Data items

----------

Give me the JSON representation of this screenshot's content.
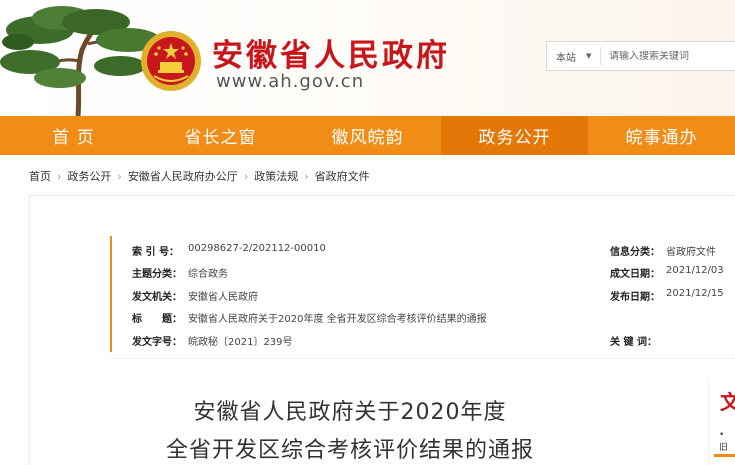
{
  "header": {
    "site_title": "安徽省人民政府",
    "site_url": "www.ah.gov.cn",
    "search_scope": "本站",
    "search_placeholder": "请输入搜索关键词"
  },
  "nav": {
    "items": [
      {
        "label": "首 页"
      },
      {
        "label": "省长之窗"
      },
      {
        "label": "徽风皖韵"
      },
      {
        "label": "政务公开"
      },
      {
        "label": "皖事通办"
      }
    ],
    "active_index": 3
  },
  "breadcrumb": [
    "首页",
    "政务公开",
    "安徽省人民政府办公厅",
    "政策法规",
    "省政府文件"
  ],
  "meta": {
    "index_label": "索 引 号：",
    "index_value": "00298627-2/202112-00010",
    "topic_label": "主题分类：",
    "topic_value": "综合政务",
    "issuer_label": "发文机关：",
    "issuer_value": "安徽省人民政府",
    "title_label": "标　　题：",
    "title_value": "安徽省人民政府关于2020年度 全省开发区综合考核评价结果的通报",
    "docno_label": "发文字号：",
    "docno_value": "皖政秘〔2021〕239号",
    "info_label": "信息分类：",
    "info_value": "省政府文件",
    "created_label": "成文日期：",
    "created_value": "2021/12/03",
    "published_label": "发布日期：",
    "published_value": "2021/12/15",
    "keywords_label": "关 键 词："
  },
  "document": {
    "title_line1": "安徽省人民政府关于2020年度",
    "title_line2": "全省开发区综合考核评价结果的通报"
  },
  "side": {
    "heading_char": "文",
    "bullet": "• 旧"
  },
  "colors": {
    "brand_red": "#c8161d",
    "nav_orange": "#f18d16",
    "nav_active": "#e37809"
  }
}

----------

*Exercise:*
Reproduce all of the entries word for word, skipping any pictures they hold.

*Output for this task:*
Give me the JSON representation of this screenshot's content.
{
  "header": {
    "site_title": "安徽省人民政府",
    "site_url": "www.ah.gov.cn",
    "search_scope": "本站",
    "search_placeholder": "请输入搜索关键词"
  },
  "nav": {
    "items": [
      {
        "label": "首 页"
      },
      {
        "label": "省长之窗"
      },
      {
        "label": "徽风皖韵"
      },
      {
        "label": "政务公开"
      },
      {
        "label": "皖事通办"
      }
    ],
    "active_index": 3
  },
  "breadcrumb": [
    "首页",
    "政务公开",
    "安徽省人民政府办公厅",
    "政策法规",
    "省政府文件"
  ],
  "meta": {
    "index_label": "索 引 号：",
    "index_value": "00298627-2/202112-00010",
    "topic_label": "主题分类：",
    "topic_value": "综合政务",
    "issuer_label": "发文机关：",
    "issuer_value": "安徽省人民政府",
    "title_label": "标　　题：",
    "title_value": "安徽省人民政府关于2020年度 全省开发区综合考核评价结果的通报",
    "docno_label": "发文字号：",
    "docno_value": "皖政秘〔2021〕239号",
    "info_label": "信息分类：",
    "info_value": "省政府文件",
    "created_label": "成文日期：",
    "created_value": "2021/12/03",
    "published_label": "发布日期：",
    "published_value": "2021/12/15",
    "keywords_label": "关 键 词："
  },
  "document": {
    "title_line1": "安徽省人民政府关于2020年度",
    "title_line2": "全省开发区综合考核评价结果的通报"
  },
  "side": {
    "heading_char": "文",
    "bullet": "• 旧"
  },
  "colors": {
    "brand_red": "#c8161d",
    "nav_orange": "#f18d16",
    "nav_active": "#e37809"
  }
}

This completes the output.